- [To be done]:
Set down the whole listing verbatim.

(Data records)
====================
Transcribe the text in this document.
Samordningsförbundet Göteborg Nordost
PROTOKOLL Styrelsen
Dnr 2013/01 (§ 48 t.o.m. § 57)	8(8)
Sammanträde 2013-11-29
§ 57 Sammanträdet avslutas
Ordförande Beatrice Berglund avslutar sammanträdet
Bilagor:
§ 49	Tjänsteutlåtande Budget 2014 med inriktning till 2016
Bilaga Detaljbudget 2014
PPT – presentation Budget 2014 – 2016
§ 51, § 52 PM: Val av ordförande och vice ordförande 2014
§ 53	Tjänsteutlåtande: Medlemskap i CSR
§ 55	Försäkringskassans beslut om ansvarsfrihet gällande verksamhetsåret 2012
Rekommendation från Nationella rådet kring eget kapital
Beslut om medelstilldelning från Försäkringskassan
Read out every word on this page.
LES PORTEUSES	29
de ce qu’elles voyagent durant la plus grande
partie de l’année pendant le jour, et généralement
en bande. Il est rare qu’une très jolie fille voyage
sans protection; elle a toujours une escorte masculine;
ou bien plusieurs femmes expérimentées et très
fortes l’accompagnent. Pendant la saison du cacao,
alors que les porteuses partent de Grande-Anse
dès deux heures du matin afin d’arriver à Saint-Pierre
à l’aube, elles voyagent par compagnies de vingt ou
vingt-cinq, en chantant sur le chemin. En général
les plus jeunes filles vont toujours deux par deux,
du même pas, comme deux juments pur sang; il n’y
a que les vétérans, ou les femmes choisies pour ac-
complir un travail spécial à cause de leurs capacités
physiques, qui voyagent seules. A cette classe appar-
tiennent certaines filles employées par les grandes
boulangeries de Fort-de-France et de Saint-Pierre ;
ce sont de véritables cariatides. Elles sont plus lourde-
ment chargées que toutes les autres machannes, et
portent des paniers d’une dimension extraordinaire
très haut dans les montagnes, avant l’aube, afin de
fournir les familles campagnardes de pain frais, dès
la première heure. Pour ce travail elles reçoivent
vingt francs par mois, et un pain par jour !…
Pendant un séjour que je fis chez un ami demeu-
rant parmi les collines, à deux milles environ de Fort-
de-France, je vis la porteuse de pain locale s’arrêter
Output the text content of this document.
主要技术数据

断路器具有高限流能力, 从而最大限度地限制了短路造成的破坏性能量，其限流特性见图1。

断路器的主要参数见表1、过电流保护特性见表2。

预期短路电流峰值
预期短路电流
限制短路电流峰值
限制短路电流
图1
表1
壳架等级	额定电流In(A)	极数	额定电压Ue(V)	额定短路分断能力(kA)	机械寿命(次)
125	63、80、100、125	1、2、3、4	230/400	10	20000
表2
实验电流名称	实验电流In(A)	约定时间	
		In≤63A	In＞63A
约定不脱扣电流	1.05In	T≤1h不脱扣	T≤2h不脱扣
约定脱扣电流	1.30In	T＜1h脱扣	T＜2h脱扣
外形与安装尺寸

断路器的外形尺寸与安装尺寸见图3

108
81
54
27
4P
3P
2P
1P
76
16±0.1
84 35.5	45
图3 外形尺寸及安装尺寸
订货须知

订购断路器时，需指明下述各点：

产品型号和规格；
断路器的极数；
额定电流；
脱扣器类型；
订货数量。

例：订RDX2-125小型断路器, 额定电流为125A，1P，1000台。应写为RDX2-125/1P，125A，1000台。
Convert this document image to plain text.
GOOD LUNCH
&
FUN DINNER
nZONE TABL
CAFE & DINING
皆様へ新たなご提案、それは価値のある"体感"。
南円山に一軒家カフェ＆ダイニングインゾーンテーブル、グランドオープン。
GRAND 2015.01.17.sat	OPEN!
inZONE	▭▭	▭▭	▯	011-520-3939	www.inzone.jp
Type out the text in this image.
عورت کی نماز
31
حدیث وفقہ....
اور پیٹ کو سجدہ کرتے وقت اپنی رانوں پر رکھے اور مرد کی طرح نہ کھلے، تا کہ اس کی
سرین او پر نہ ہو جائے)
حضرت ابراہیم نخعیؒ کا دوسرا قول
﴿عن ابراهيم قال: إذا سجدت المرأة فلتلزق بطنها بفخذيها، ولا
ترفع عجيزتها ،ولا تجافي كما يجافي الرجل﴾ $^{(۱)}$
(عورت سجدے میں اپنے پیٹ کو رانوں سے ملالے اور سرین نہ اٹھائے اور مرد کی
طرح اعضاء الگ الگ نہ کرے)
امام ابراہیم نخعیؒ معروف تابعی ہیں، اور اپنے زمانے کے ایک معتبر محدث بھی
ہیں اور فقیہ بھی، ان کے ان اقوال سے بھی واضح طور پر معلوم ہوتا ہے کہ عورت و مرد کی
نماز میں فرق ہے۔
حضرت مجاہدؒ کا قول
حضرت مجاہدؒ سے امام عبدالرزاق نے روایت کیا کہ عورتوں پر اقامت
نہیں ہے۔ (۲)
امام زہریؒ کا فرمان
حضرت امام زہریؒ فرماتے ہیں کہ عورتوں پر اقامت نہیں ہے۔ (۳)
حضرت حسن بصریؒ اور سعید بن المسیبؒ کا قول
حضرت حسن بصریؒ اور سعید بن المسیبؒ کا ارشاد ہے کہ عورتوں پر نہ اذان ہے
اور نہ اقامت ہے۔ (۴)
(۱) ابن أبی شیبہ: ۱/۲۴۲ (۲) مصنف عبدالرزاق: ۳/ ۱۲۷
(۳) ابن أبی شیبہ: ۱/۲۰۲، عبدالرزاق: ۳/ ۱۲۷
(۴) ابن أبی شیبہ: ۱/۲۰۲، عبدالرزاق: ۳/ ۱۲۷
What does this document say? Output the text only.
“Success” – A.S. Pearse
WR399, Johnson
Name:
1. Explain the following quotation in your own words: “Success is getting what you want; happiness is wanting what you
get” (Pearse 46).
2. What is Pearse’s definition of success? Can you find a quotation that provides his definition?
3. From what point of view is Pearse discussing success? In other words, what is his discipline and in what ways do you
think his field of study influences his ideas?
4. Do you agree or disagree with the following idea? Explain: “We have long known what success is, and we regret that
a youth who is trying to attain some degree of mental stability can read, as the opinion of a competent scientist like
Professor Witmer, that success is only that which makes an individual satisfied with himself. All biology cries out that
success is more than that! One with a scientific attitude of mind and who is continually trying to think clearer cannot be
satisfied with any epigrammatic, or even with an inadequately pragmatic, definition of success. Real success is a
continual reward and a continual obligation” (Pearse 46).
====================
- [Complete answer]:
Transcribe the text in this document.
Samordningsförbundet Göteborg Nordost
PROTOKOLL Styrelsen
Dnr 2013/01 (§ 48 t.o.m. § 57)	8(8)
Sammanträde 2013-11-29
§ 57 Sammanträdet avslutas
Ordförande Beatrice Berglund avslutar sammanträdet
Bilagor:
§ 49	Tjänsteutlåtande Budget 2014 med inriktning till 2016
Bilaga Detaljbudget 2014
PPT – presentation Budget 2014 – 2016
§ 51, § 52 PM: Val av ordförande och vice ordförande 2014
§ 53	Tjänsteutlåtande: Medlemskap i CSR
§ 55	Försäkringskassans beslut om ansvarsfrihet gällande verksamhetsåret 2012
Rekommendation från Nationella rådet kring eget kapital
Beslut om medelstilldelning från Försäkringskassan
Read out every word on this page.
LES PORTEUSES	29
de ce qu’elles voyagent durant la plus grande
partie de l’année pendant le jour, et généralement
en bande. Il est rare qu’une très jolie fille voyage
sans protection; elle a toujours une escorte masculine;
ou bien plusieurs femmes expérimentées et très
fortes l’accompagnent. Pendant la saison du cacao,
alors que les porteuses partent de Grande-Anse
dès deux heures du matin afin d’arriver à Saint-Pierre
à l’aube, elles voyagent par compagnies de vingt ou
vingt-cinq, en chantant sur le chemin. En général
les plus jeunes filles vont toujours deux par deux,
du même pas, comme deux juments pur sang; il n’y
a que les vétérans, ou les femmes choisies pour ac-
complir un travail spécial à cause de leurs capacités
physiques, qui voyagent seules. A cette classe appar-
tiennent certaines filles employées par les grandes
boulangeries de Fort-de-France et de Saint-Pierre ;
ce sont de véritables cariatides. Elles sont plus lourde-
ment chargées que toutes les autres machannes, et
portent des paniers d’une dimension extraordinaire
très haut dans les montagnes, avant l’aube, afin de
fournir les familles campagnardes de pain frais, dès
la première heure. Pour ce travail elles reçoivent
vingt francs par mois, et un pain par jour !…
Pendant un séjour que je fis chez un ami demeu-
rant parmi les collines, à deux milles environ de Fort-
de-France, je vis la porteuse de pain locale s’arrêter
Output the text content of this document.
主要技术数据

断路器具有高限流能力, 从而最大限度地限制了短路造成的破坏性能量，其限流特性见图1。

断路器的主要参数见表1、过电流保护特性见表2。

预期短路电流峰值
预期短路电流
限制短路电流峰值
限制短路电流
图1
表1
壳架等级	额定电流In(A)	极数	额定电压Ue(V)	额定短路分断能力(kA)	机械寿命(次)
125	63、80、100、125	1、2、3、4	230/400	10	20000
表2
实验电流名称	实验电流In(A)	约定时间	
		In≤63A	In＞63A
约定不脱扣电流	1.05In	T≤1h不脱扣	T≤2h不脱扣
约定脱扣电流	1.30In	T＜1h脱扣	T＜2h脱扣
外形与安装尺寸

断路器的外形尺寸与安装尺寸见图3

108
81
54
27
4P
3P
2P
1P
76
16±0.1
84 35.5	45
图3 外形尺寸及安装尺寸
订货须知

订购断路器时，需指明下述各点：

产品型号和规格；
断路器的极数；
额定电流；
脱扣器类型；
订货数量。

例：订RDX2-125小型断路器, 额定电流为125A，1P，1000台。应写为RDX2-125/1P，125A，1000台。
Convert this document image to plain text.
GOOD LUNCH
&
FUN DINNER
nZONE TABL
CAFE & DINING
皆様へ新たなご提案、それは価値のある"体感"。
南円山に一軒家カフェ＆ダイニングインゾーンテーブル、グランドオープン。
GRAND 2015.01.17.sat	OPEN!
inZONE	▭▭	▭▭	▯	011-520-3939	www.inzone.jp
Type out the text in this image.
عورت کی نماز
31
حدیث وفقہ....
اور پیٹ کو سجدہ کرتے وقت اپنی رانوں پر رکھے اور مرد کی طرح نہ کھلے، تا کہ اس کی
سرین او پر نہ ہو جائے)
حضرت ابراہیم نخعیؒ کا دوسرا قول
﴿عن ابراهيم قال: إذا سجدت المرأة فلتلزق بطنها بفخذيها، ولا
ترفع عجيزتها ،ولا تجافي كما يجافي الرجل﴾ $^{(۱)}$
(عورت سجدے میں اپنے پیٹ کو رانوں سے ملالے اور سرین نہ اٹھائے اور مرد کی
طرح اعضاء الگ الگ نہ کرے)
امام ابراہیم نخعیؒ معروف تابعی ہیں، اور اپنے زمانے کے ایک معتبر محدث بھی
ہیں اور فقیہ بھی، ان کے ان اقوال سے بھی واضح طور پر معلوم ہوتا ہے کہ عورت و مرد کی
نماز میں فرق ہے۔
حضرت مجاہدؒ کا قول
حضرت مجاہدؒ سے امام عبدالرزاق نے روایت کیا کہ عورتوں پر اقامت
نہیں ہے۔ (۲)
امام زہریؒ کا فرمان
حضرت امام زہریؒ فرماتے ہیں کہ عورتوں پر اقامت نہیں ہے۔ (۳)
حضرت حسن بصریؒ اور سعید بن المسیبؒ کا قول
حضرت حسن بصریؒ اور سعید بن المسیبؒ کا ارشاد ہے کہ عورتوں پر نہ اذان ہے
اور نہ اقامت ہے۔ (۴)
(۱) ابن أبی شیبہ: ۱/۲۴۲ (۲) مصنف عبدالرزاق: ۳/ ۱۲۷
(۳) ابن أبی شیبہ: ۱/۲۰۲، عبدالرزاق: ۳/ ۱۲۷
(۴) ابن أبی شیبہ: ۱/۲۰۲، عبدالرزاق: ۳/ ۱۲۷
What does this document say? Output the text only.
“Success” – A.S. Pearse
WR399, Johnson
Name:
1. Explain the following quotation in your own words: “Success is getting what you want; happiness is wanting what you
get” (Pearse 46).
2. What is Pearse’s definition of success? Can you find a quotation that provides his definition?
3. From what point of view is Pearse discussing success? In other words, what is his discipline and in what ways do you
think his field of study influences his ideas?
4. Do you agree or disagree with the following idea? Explain: “We have long known what success is, and we regret that
a youth who is trying to attain some degree of mental stability can read, as the opinion of a competent scientist like
Professor Witmer, that success is only that which makes an individual satisfied with himself. All biology cries out that
success is more than that! One with a scientific attitude of mind and who is continually trying to think clearer cannot be
satisfied with any epigrammatic, or even with an inadequately pragmatic, definition of success. Real success is a
continual reward and a continual obligation” (Pearse 46).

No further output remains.